- [Exercise aim]: Find the string "Force" in the records. Copy every line it appears in.
Material for the task section start
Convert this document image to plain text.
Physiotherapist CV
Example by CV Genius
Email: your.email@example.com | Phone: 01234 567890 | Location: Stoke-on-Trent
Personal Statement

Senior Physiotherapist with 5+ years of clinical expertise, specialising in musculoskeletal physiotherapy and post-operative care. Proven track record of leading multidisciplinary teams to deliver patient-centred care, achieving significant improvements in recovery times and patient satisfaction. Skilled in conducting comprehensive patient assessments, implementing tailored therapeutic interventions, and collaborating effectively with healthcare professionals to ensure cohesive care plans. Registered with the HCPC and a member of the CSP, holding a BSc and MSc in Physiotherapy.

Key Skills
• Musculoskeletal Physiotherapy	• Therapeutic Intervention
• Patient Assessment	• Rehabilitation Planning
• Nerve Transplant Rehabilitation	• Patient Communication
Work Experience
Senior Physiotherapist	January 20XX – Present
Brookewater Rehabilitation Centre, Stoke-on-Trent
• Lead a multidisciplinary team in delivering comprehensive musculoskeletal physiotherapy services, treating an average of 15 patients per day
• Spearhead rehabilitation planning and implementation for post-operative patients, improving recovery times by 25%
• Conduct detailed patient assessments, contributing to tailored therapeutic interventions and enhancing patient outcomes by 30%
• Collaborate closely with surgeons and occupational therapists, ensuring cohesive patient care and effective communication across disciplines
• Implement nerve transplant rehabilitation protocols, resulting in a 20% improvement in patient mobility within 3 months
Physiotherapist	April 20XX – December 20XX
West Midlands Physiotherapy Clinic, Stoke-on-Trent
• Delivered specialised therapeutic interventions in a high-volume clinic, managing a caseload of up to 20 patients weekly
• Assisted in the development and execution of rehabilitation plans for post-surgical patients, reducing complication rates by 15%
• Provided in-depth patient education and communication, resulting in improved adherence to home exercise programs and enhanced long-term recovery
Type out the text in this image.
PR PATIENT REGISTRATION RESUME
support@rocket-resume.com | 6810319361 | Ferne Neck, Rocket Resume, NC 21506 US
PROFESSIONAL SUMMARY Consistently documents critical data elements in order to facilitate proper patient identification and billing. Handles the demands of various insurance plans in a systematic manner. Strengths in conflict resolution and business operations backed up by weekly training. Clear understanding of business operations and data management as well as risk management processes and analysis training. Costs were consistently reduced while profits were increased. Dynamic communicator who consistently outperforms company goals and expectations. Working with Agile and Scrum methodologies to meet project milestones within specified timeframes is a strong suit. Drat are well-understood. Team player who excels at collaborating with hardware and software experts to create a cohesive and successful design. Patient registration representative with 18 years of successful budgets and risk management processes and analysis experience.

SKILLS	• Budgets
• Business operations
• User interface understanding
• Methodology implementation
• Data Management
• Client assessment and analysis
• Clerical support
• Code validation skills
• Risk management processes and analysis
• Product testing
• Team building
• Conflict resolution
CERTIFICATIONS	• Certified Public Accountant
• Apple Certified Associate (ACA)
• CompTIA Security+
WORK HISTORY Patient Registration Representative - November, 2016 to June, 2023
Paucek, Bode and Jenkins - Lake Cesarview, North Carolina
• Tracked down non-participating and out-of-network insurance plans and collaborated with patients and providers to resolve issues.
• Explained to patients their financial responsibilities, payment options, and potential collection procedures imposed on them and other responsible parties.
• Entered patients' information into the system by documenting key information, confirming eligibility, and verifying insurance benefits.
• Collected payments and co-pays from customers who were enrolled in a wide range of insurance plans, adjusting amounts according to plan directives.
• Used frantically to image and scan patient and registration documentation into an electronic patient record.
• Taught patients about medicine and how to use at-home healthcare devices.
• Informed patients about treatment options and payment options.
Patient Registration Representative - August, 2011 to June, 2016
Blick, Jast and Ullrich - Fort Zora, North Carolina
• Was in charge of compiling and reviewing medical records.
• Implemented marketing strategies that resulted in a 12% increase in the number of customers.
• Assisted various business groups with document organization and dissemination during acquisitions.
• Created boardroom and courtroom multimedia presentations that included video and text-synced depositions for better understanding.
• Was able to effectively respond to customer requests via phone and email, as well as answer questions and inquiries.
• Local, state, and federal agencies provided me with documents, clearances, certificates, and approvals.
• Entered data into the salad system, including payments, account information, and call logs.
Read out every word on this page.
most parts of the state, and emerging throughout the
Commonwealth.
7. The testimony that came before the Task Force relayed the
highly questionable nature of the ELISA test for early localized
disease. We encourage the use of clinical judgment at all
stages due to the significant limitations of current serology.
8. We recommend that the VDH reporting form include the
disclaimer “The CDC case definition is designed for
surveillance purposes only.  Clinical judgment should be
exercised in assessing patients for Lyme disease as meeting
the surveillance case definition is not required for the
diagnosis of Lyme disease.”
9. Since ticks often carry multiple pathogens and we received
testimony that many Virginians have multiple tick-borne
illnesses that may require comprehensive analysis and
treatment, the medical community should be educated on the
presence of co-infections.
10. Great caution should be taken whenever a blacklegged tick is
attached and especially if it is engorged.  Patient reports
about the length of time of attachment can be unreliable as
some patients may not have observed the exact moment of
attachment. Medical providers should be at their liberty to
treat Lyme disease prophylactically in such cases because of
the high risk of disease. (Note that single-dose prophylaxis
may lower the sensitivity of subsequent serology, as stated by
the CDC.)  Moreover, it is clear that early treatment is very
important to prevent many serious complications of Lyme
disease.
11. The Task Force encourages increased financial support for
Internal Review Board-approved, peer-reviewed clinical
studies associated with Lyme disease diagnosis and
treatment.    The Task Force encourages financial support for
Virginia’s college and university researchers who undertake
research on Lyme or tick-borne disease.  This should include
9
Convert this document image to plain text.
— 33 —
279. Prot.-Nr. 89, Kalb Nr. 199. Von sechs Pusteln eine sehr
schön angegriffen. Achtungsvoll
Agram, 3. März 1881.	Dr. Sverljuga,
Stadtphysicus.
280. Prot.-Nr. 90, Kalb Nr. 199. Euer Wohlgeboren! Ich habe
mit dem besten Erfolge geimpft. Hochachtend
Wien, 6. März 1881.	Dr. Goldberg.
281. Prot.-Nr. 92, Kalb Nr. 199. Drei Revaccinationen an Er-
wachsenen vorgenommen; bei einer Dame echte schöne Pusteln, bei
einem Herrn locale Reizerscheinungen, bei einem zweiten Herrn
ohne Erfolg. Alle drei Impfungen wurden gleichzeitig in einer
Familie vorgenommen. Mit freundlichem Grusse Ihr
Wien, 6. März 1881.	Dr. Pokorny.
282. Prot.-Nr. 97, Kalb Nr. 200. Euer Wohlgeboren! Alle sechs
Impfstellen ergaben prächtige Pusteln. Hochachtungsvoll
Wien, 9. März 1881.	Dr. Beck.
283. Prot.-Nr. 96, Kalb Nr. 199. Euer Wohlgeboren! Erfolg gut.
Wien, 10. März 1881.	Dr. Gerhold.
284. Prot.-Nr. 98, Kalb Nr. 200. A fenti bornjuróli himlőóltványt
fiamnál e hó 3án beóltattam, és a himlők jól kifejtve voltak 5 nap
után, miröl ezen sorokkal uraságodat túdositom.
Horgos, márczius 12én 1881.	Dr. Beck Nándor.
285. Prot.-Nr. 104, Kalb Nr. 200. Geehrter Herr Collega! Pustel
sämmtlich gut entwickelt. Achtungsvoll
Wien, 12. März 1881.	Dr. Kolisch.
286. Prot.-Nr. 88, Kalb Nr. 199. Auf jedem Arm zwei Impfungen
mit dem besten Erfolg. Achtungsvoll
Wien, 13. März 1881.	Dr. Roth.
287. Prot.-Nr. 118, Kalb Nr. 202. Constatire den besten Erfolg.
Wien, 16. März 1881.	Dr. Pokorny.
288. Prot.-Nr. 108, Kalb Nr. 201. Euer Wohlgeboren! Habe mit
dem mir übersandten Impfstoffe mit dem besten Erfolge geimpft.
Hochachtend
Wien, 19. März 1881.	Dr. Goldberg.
Material for the task section end
- [Written solution]:
7. The testimony that came before the Task Force relayed the
11. The Task Force encourages increased financial support for
treatment.    The Task Force encourages financial support for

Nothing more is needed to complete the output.